Tax Reporting of Sale of Rental Property Converted from Personal Home

Thank you very much for your prompt and informative response. However, I do not have a good understanding as to which number goes into which field. Are these two different transactions? Would you be so kind and provide additional advice about this? - Many thanks

Tax Reporting of Sale of Rental Property Converted from Personal Home

@TomYoung can answer your most recent question, but I just wanted to add a question of my own and also offer a tip.

 

First, if you actually sold the rental property in 2019, why are you entering (or trying to enter) the transaction at this point in time? Obviously, the return is not due until next April.

 

Also, TurboTax is terrible with respect to handling residential property converted to rental use in the year the property is sold. You actually need to enter the rental income, expenses, and depreciation and then indicate that you stopped using the property as a rental, but NOT enter a sales price in that section. The reason for that is TurboTax is incapable of using any basis other than the basis for depreciation that was previously entered as the basis for the sale (in this instance, that basis is too low since the FMV was lower at the time of conversion than the original cost).

 

Instead, you need to enter the transaction as a sale of business property. which will also generate the same form as the rental section but with the correct basis. In your case, that basis would be your purchase price of $380,000 plus any improvements and less any depreciation allowed (or allowable).

Tax Reporting of Sale of Rental Property Converted from Personal Home

Thank you again. I am not making any final entries; just trying to estimate my 2019 tax burden. Your help is much appreciated.

Carl
Level 15

Tax Reporting of Sale of Rental Property Converted from Personal Home

Basically, if the cost basis (what you paid for it) is used for depreciation you'll report the sale in the rental section of the program. This will be true for about 90% of the people. So if the structure value of $225,000 plus the land value of $60,000 (which is $285,000) is what you paid for the property, then report the sale in the Rental & Royalty Income (SCH E) section of the program.

Otherwise, it gets reported in the investments section and you'll have to do some manual math to ensure you recapture all depreciation taken.

> **Problem statement**
Please copy the forum thread on selling a converted rental home word for word, starting at "Instead, you need" and ending at "allowed (or allowable).".

Extracted data entries
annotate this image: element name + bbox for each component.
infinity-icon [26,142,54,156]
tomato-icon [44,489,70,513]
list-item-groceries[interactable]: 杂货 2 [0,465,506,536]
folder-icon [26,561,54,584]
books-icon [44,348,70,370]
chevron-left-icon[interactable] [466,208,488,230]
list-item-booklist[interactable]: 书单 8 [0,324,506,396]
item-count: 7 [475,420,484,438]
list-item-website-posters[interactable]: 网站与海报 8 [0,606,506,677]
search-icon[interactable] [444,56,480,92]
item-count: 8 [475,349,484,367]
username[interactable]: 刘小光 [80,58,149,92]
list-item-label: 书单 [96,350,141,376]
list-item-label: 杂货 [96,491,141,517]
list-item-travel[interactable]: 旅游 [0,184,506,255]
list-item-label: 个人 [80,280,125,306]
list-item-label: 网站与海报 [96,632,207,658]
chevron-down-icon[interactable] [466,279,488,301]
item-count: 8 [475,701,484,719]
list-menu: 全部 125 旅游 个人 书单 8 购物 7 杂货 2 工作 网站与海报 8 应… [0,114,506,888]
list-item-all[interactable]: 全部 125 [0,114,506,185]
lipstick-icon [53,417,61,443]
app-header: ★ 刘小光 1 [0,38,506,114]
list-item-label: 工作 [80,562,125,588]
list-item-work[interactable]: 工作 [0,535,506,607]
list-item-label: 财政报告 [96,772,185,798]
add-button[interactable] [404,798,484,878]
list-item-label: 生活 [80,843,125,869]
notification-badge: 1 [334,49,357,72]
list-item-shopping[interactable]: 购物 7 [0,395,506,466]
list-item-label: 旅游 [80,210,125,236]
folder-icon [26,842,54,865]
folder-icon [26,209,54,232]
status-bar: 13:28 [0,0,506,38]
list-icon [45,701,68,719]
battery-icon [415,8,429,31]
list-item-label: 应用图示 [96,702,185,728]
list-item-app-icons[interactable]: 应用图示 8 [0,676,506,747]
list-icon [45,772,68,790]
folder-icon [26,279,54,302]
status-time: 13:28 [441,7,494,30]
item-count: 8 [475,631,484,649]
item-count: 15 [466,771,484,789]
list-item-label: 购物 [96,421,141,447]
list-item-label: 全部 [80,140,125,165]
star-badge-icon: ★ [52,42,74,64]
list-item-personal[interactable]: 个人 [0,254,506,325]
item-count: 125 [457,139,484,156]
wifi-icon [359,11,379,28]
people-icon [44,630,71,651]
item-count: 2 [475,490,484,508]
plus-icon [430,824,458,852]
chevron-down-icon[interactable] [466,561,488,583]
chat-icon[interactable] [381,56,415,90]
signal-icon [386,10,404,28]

> **Your response**
Instead, you need to enter the transaction as a sale of business property. which will also generate the same form as the rental section but with the correct basis. In your case, that basis would be your purchase price of $380,000 plus any improvements and less any depreciation allowed (or allowable).